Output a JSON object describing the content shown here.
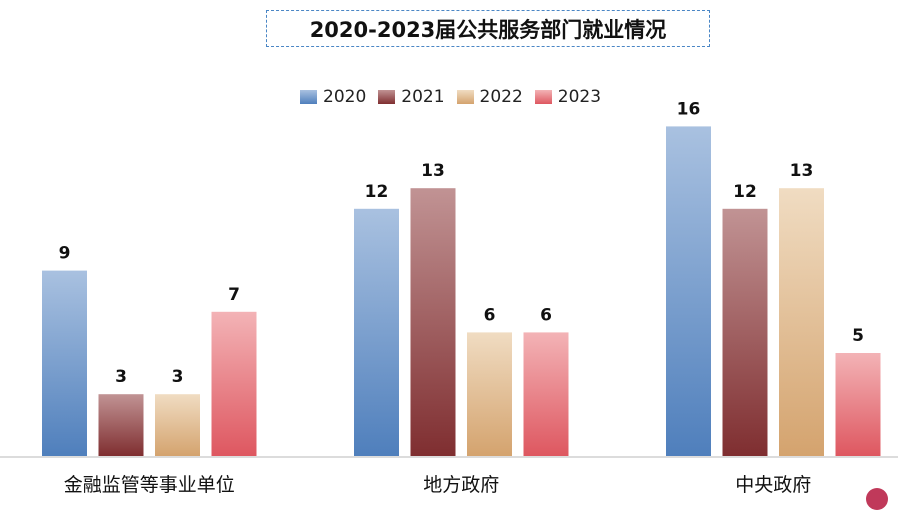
{
  "chart_data": {
    "type": "bar",
    "title": "2020-2023届公共服务部门就业情况",
    "categories": [
      "金融监管等事业单位",
      "地方政府",
      "中央政府"
    ],
    "series": [
      {
        "name": "2020",
        "values": [
          9,
          12,
          16
        ],
        "color_top": "#a9c1e0",
        "color_bottom": "#4f7fbc"
      },
      {
        "name": "2021",
        "values": [
          3,
          13,
          12
        ],
        "color_top": "#c19394",
        "color_bottom": "#7f2e30"
      },
      {
        "name": "2022",
        "values": [
          3,
          6,
          13
        ],
        "color_top": "#f0dcc2",
        "color_bottom": "#d4a36e"
      },
      {
        "name": "2023",
        "values": [
          7,
          6,
          5
        ],
        "color_top": "#f3b3b6",
        "color_bottom": "#de5760"
      }
    ],
    "xlabel": "",
    "ylabel": "",
    "ylim": [
      0,
      16
    ],
    "grid": false,
    "legend": "top-center"
  }
}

**Written problem**
Reproduce the records, all of them, word for word; omit the pictures.

**Expected answer**
Output a JSON object describing the content shown here.
{
  "chart_data": {
    "type": "bar",
    "title": "2020-2023届公共服务部门就业情况",
    "categories": [
      "金融监管等事业单位",
      "地方政府",
      "中央政府"
    ],
    "series": [
      {
        "name": "2020",
        "values": [
          9,
          12,
          16
        ],
        "color_top": "#a9c1e0",
        "color_bottom": "#4f7fbc"
      },
      {
        "name": "2021",
        "values": [
          3,
          13,
          12
        ],
        "color_top": "#c19394",
        "color_bottom": "#7f2e30"
      },
      {
        "name": "2022",
        "values": [
          3,
          6,
          13
        ],
        "color_top": "#f0dcc2",
        "color_bottom": "#d4a36e"
      },
      {
        "name": "2023",
        "values": [
          7,
          6,
          5
        ],
        "color_top": "#f3b3b6",
        "color_bottom": "#de5760"
      }
    ],
    "xlabel": "",
    "ylabel": "",
    "ylim": [
      0,
      16
    ],
    "grid": false,
    "legend": "top-center"
  }
}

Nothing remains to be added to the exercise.